Dataset items:
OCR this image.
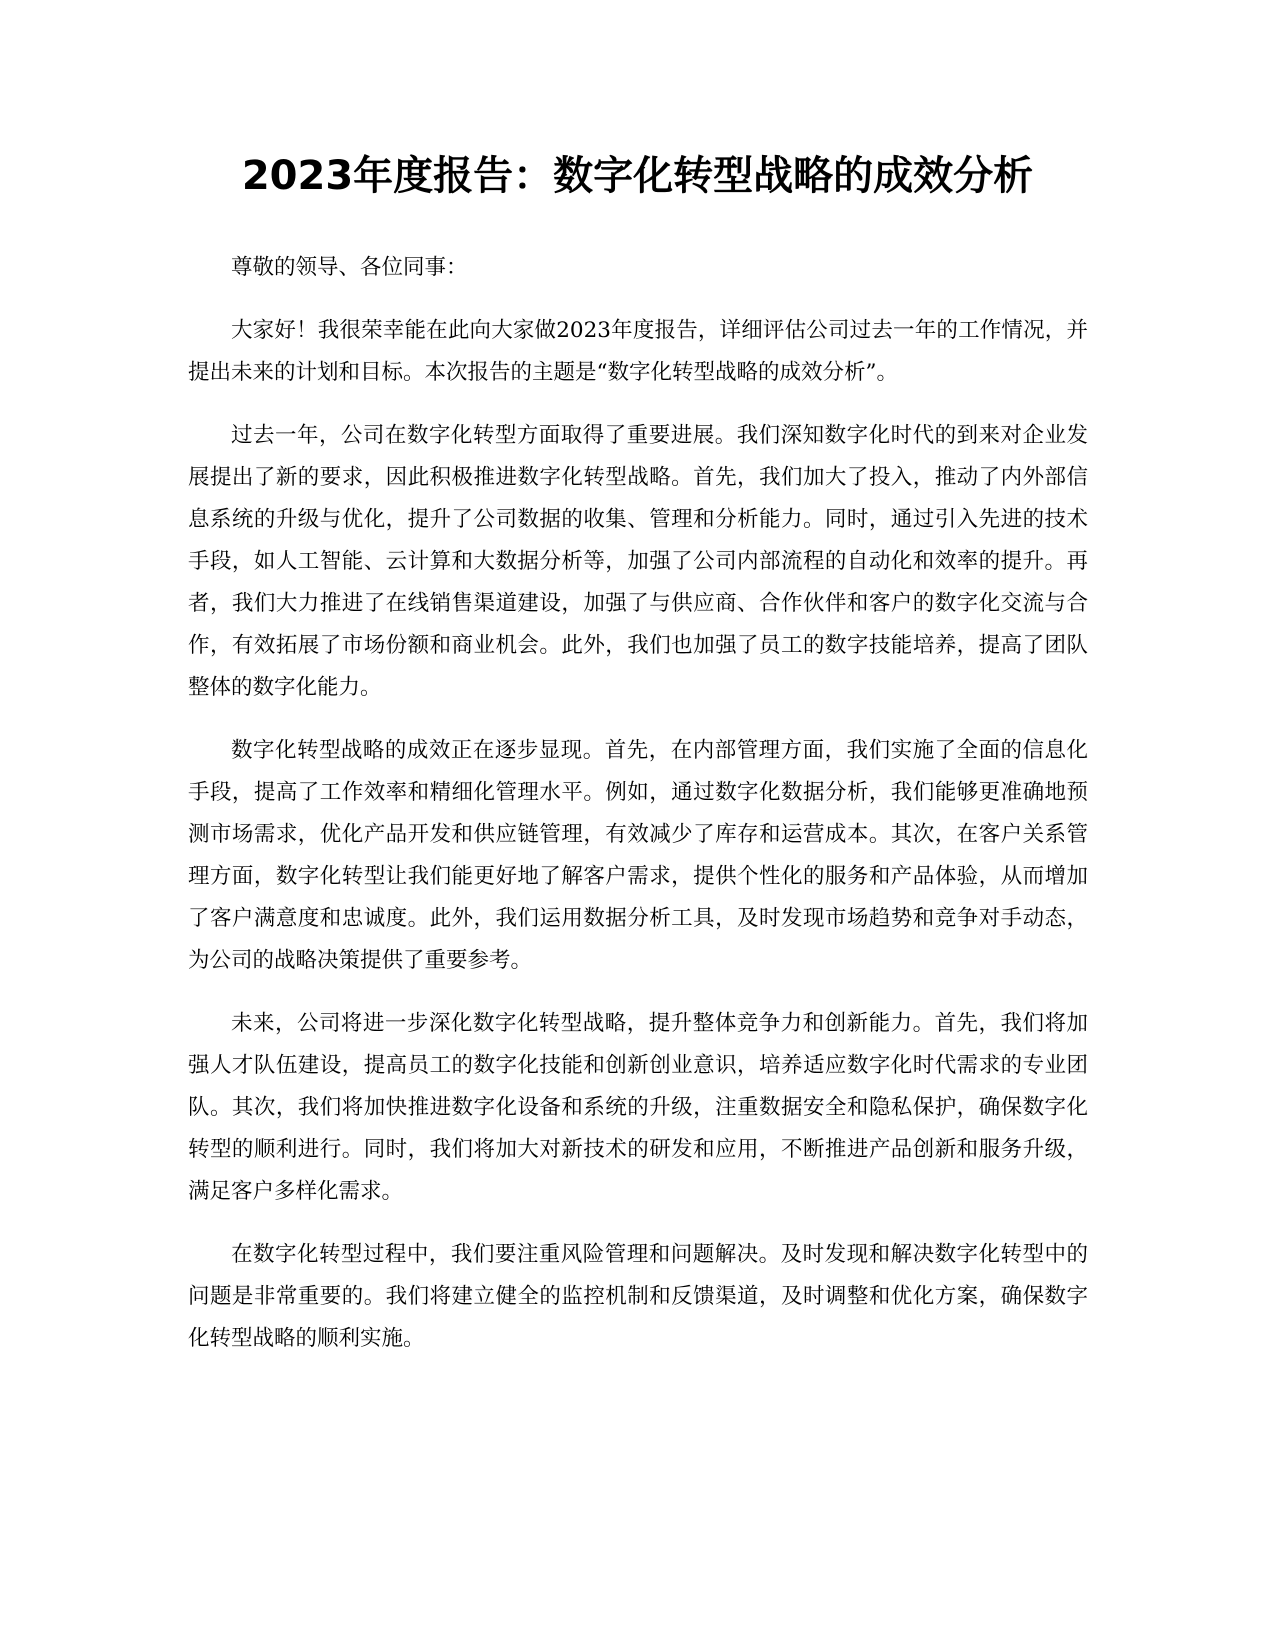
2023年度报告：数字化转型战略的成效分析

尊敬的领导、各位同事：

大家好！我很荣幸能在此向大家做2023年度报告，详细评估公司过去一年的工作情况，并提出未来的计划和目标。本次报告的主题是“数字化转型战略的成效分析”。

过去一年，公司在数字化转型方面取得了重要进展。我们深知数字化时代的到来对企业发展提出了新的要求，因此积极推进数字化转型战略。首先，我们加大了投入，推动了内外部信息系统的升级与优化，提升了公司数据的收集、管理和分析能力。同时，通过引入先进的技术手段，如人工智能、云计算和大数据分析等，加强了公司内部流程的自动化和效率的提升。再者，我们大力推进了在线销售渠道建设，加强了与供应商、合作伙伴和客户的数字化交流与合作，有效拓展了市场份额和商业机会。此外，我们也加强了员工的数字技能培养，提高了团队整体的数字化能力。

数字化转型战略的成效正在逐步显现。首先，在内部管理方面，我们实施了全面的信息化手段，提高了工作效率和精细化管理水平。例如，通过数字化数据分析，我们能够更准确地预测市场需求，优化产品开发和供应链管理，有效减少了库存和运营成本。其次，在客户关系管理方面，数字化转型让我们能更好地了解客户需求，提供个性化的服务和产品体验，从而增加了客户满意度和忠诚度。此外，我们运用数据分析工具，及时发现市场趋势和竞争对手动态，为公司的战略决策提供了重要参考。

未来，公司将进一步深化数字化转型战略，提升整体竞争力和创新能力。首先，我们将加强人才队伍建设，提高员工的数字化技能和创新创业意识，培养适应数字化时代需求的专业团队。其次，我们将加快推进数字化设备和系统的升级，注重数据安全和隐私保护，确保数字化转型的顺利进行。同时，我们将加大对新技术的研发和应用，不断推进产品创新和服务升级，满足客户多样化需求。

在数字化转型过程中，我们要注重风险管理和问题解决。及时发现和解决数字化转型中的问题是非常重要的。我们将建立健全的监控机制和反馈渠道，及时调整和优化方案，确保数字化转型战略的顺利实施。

EXERCISE AIM —
Repeat the preceding records precisely, and leave every picture out of the copy.

EXERCISE SOLUTION —
OCR this image.
2023年度报告：数字化转型战略的成效分析

尊敬的领导、各位同事：

大家好！我很荣幸能在此向大家做2023年度报告，详细评估公司过去一年的工作情况，并提出未来的计划和目标。本次报告的主题是“数字化转型战略的成效分析”。

过去一年，公司在数字化转型方面取得了重要进展。我们深知数字化时代的到来对企业发展提出了新的要求，因此积极推进数字化转型战略。首先，我们加大了投入，推动了内外部信息系统的升级与优化，提升了公司数据的收集、管理和分析能力。同时，通过引入先进的技术手段，如人工智能、云计算和大数据分析等，加强了公司内部流程的自动化和效率的提升。再者，我们大力推进了在线销售渠道建设，加强了与供应商、合作伙伴和客户的数字化交流与合作，有效拓展了市场份额和商业机会。此外，我们也加强了员工的数字技能培养，提高了团队整体的数字化能力。

数字化转型战略的成效正在逐步显现。首先，在内部管理方面，我们实施了全面的信息化手段，提高了工作效率和精细化管理水平。例如，通过数字化数据分析，我们能够更准确地预测市场需求，优化产品开发和供应链管理，有效减少了库存和运营成本。其次，在客户关系管理方面，数字化转型让我们能更好地了解客户需求，提供个性化的服务和产品体验，从而增加了客户满意度和忠诚度。此外，我们运用数据分析工具，及时发现市场趋势和竞争对手动态，为公司的战略决策提供了重要参考。

未来，公司将进一步深化数字化转型战略，提升整体竞争力和创新能力。首先，我们将加强人才队伍建设，提高员工的数字化技能和创新创业意识，培养适应数字化时代需求的专业团队。其次，我们将加快推进数字化设备和系统的升级，注重数据安全和隐私保护，确保数字化转型的顺利进行。同时，我们将加大对新技术的研发和应用，不断推进产品创新和服务升级，满足客户多样化需求。

在数字化转型过程中，我们要注重风险管理和问题解决。及时发现和解决数字化转型中的问题是非常重要的。我们将建立健全的监控机制和反馈渠道，及时调整和优化方案，确保数字化转型战略的顺利实施。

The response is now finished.